GOAL >> Reproduce all the entries precisely.

EXTRACTED INFORMATION >>
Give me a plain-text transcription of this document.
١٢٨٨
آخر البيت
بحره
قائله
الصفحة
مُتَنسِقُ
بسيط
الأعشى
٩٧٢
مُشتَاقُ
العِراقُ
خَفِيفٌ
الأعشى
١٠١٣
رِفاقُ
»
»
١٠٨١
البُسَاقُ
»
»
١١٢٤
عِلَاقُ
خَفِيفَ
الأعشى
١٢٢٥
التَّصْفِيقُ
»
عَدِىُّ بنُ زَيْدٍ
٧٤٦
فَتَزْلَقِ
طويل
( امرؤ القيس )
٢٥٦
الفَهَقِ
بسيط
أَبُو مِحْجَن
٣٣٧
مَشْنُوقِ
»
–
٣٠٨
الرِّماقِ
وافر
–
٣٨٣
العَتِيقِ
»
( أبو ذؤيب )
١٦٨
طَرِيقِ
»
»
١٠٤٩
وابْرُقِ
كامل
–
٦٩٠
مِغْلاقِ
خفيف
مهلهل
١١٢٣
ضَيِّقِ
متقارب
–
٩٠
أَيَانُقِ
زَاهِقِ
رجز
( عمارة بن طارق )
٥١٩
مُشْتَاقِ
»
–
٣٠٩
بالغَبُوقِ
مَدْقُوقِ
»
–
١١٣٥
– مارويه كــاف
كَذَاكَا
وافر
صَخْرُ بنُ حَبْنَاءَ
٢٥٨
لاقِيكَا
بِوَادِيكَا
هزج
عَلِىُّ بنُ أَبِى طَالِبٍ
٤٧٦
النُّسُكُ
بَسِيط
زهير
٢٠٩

EXERCISE RESPONSE >>
Give me a plain-text transcription of this document.
١٢٨٨
آخر البيت
بحره
قائله
الصفحة
مُتَنسِقُ
بسيط
الأعشى
٩٧٢
مُشتَاقُ
العِراقُ
خَفِيفٌ
الأعشى
١٠١٣
رِفاقُ
»
»
١٠٨١
البُسَاقُ
»
»
١١٢٤
عِلَاقُ
خَفِيفَ
الأعشى
١٢٢٥
التَّصْفِيقُ
»
عَدِىُّ بنُ زَيْدٍ
٧٤٦
فَتَزْلَقِ
طويل
( امرؤ القيس )
٢٥٦
الفَهَقِ
بسيط
أَبُو مِحْجَن
٣٣٧
مَشْنُوقِ
»
–
٣٠٨
الرِّماقِ
وافر
–
٣٨٣
العَتِيقِ
»
( أبو ذؤيب )
١٦٨
طَرِيقِ
»
»
١٠٤٩
وابْرُقِ
كامل
–
٦٩٠
مِغْلاقِ
خفيف
مهلهل
١١٢٣
ضَيِّقِ
متقارب
–
٩٠
أَيَانُقِ
زَاهِقِ
رجز
( عمارة بن طارق )
٥١٩
مُشْتَاقِ
»
–
٣٠٩
بالغَبُوقِ
مَدْقُوقِ
»
–
١١٣٥
– مارويه كــاف
كَذَاكَا
وافر
صَخْرُ بنُ حَبْنَاءَ
٢٥٨
لاقِيكَا
بِوَادِيكَا
هزج
عَلِىُّ بنُ أَبِى طَالِبٍ
٤٧٦
النُّسُكُ
بَسِيط
زهير
٢٠٩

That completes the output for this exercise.